--- BEGIN ---
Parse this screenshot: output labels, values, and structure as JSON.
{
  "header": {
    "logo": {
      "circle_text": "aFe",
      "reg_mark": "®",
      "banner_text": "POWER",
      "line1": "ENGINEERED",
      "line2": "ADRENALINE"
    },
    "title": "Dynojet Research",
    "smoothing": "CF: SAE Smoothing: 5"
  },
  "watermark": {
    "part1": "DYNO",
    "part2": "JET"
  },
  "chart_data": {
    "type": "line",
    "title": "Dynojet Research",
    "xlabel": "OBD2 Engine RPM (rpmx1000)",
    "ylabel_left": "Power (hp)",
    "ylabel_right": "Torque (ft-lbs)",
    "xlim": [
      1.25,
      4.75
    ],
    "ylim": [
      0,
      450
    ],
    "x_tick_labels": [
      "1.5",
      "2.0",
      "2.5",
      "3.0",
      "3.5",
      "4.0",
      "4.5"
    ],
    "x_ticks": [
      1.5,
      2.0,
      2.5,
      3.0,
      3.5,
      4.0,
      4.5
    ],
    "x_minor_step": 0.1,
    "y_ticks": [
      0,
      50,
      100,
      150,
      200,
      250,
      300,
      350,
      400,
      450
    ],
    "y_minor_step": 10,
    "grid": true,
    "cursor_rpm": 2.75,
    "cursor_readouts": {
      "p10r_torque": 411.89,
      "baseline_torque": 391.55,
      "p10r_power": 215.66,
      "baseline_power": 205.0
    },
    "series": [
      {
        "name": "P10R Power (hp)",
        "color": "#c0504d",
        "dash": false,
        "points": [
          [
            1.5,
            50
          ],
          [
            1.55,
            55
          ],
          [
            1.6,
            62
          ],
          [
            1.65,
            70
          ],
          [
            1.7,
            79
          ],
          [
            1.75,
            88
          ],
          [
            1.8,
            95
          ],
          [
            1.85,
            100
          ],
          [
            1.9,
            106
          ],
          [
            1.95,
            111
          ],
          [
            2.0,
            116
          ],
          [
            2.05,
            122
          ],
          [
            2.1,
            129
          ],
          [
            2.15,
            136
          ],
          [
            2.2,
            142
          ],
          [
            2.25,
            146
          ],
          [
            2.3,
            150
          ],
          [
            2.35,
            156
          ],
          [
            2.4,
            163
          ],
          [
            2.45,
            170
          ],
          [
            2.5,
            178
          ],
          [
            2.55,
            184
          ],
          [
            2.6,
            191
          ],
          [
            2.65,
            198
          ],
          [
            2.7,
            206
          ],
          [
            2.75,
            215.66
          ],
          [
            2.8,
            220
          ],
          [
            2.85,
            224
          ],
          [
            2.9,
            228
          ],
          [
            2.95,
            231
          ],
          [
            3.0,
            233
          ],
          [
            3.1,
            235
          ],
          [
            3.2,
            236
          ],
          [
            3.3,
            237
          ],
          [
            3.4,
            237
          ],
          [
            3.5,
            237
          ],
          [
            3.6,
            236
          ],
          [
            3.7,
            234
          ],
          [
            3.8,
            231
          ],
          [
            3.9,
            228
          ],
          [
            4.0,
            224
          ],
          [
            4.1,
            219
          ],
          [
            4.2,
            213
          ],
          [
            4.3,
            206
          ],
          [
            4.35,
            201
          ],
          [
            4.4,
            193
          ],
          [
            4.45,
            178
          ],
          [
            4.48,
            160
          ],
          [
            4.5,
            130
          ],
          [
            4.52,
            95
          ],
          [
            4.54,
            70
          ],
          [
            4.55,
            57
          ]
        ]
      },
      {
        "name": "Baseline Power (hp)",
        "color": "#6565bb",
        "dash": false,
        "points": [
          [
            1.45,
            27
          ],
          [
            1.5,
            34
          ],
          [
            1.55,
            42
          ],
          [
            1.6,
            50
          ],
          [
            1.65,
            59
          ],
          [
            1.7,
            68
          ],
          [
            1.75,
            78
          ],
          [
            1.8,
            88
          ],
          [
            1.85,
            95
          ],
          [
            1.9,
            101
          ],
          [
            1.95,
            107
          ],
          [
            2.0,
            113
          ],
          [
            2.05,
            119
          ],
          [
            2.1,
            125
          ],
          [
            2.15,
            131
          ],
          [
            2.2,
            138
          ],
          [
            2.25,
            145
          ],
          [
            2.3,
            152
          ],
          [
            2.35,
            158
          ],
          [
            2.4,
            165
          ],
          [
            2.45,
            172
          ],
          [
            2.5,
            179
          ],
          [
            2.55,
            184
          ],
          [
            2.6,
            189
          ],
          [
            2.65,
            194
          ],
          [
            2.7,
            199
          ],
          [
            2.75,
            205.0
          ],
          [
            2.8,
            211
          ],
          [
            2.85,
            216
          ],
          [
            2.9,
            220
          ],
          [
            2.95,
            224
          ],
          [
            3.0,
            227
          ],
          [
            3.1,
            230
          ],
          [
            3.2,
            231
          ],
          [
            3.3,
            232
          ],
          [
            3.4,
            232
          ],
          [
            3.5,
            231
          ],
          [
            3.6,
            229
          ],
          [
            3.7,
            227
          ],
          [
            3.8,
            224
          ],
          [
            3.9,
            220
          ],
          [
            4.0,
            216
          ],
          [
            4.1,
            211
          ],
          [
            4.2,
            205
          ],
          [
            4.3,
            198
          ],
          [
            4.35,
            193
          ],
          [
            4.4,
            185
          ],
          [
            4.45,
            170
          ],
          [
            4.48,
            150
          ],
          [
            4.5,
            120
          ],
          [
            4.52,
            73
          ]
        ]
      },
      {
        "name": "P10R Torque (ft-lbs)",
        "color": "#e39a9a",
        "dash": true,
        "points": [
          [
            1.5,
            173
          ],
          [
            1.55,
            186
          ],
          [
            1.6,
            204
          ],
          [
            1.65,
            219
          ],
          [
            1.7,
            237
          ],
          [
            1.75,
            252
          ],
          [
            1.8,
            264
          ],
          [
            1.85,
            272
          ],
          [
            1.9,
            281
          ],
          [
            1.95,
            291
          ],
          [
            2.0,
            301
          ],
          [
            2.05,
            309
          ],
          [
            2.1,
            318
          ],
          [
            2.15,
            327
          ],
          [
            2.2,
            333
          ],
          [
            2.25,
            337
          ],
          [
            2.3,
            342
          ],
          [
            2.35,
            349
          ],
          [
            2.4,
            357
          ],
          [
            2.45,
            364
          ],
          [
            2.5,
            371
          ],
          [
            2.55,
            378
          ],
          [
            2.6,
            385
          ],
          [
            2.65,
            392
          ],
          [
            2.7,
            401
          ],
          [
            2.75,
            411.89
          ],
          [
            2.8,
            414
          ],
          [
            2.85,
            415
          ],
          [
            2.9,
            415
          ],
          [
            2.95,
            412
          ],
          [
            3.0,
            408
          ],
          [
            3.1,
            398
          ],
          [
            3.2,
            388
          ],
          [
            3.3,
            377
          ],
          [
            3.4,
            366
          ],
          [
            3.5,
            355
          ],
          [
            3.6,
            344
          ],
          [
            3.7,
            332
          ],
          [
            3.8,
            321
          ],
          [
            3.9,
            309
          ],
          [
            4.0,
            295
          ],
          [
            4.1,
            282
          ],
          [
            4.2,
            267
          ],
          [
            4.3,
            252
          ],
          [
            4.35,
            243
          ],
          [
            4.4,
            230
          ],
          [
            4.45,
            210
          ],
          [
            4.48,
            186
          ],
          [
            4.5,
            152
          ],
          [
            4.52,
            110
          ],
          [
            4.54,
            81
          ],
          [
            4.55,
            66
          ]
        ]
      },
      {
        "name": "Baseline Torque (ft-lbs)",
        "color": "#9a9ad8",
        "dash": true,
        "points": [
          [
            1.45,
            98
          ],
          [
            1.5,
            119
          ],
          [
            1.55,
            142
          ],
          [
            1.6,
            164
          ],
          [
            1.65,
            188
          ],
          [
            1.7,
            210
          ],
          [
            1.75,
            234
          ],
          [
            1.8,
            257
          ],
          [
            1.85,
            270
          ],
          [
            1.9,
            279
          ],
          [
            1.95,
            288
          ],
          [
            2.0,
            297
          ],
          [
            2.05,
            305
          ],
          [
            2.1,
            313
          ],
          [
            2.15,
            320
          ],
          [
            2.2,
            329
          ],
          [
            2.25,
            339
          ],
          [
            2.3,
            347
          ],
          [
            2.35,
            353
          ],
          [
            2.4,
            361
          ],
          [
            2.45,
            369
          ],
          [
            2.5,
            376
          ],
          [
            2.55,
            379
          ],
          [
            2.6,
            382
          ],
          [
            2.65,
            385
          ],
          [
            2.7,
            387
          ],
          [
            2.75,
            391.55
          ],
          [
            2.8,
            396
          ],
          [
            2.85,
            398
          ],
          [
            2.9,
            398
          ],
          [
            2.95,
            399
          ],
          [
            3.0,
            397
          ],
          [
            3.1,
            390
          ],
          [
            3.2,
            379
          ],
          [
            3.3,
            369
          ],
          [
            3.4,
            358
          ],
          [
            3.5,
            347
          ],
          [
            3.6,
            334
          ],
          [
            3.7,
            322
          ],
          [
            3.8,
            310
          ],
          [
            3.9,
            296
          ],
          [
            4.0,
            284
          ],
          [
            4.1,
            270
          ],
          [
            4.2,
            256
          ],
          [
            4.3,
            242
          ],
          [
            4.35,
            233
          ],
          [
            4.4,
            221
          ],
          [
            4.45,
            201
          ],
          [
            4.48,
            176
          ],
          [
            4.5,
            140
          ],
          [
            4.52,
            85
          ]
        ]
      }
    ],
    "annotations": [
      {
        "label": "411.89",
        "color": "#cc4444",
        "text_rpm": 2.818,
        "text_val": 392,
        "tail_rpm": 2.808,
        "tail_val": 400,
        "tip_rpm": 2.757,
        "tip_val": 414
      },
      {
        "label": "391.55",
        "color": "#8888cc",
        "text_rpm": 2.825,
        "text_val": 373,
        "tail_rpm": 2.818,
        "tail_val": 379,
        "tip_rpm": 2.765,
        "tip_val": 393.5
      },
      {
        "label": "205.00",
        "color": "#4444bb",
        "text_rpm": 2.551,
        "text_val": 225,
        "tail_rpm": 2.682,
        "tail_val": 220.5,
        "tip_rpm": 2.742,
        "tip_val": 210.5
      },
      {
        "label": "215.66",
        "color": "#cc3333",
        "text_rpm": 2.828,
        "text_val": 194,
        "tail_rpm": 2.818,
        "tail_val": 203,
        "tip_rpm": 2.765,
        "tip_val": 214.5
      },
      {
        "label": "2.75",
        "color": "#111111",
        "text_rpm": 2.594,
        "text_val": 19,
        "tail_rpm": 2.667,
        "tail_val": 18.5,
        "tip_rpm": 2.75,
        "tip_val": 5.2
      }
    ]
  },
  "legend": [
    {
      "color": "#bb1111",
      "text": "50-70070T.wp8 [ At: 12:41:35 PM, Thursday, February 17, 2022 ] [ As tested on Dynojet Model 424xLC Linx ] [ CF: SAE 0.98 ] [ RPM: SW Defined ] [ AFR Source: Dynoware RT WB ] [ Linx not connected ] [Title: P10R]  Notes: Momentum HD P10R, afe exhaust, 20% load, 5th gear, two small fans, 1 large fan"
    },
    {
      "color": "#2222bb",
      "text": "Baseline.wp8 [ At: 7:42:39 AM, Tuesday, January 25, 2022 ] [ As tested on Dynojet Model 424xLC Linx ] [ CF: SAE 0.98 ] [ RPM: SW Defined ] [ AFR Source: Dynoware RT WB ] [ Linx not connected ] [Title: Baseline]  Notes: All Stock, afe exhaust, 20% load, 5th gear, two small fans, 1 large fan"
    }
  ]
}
--- END ---
**Work to do**
Pull out and copy each line containing the string "Source".

**Solution for this problem**
      "text": "50-70070T.wp8 [ At: 12:41:35 PM, Thursday, February 17, 2022 ] [ As tested on Dynojet Model 424xLC Linx ] [ CF: SAE 0.98 ] [ RPM: SW Defined ] [ AFR Source: Dynoware RT WB ] [ Linx not connected ] [Title: P10R]  Notes: Momentum HD P10R, afe exhaust, 20% load, 5th gear, two small fans, 1 large fan"
      "text": "Baseline.wp8 [ At: 7:42:39 AM, Tuesday, January 25, 2022 ] [ As tested on Dynojet Model 424xLC Linx ] [ CF: SAE 0.98 ] [ RPM: SW Defined ] [ AFR Source: Dynoware RT WB ] [ Linx not connected ] [Title: Baseline]  Notes: All Stock, afe exhaust, 20% load, 5th gear, two small fans, 1 large fan"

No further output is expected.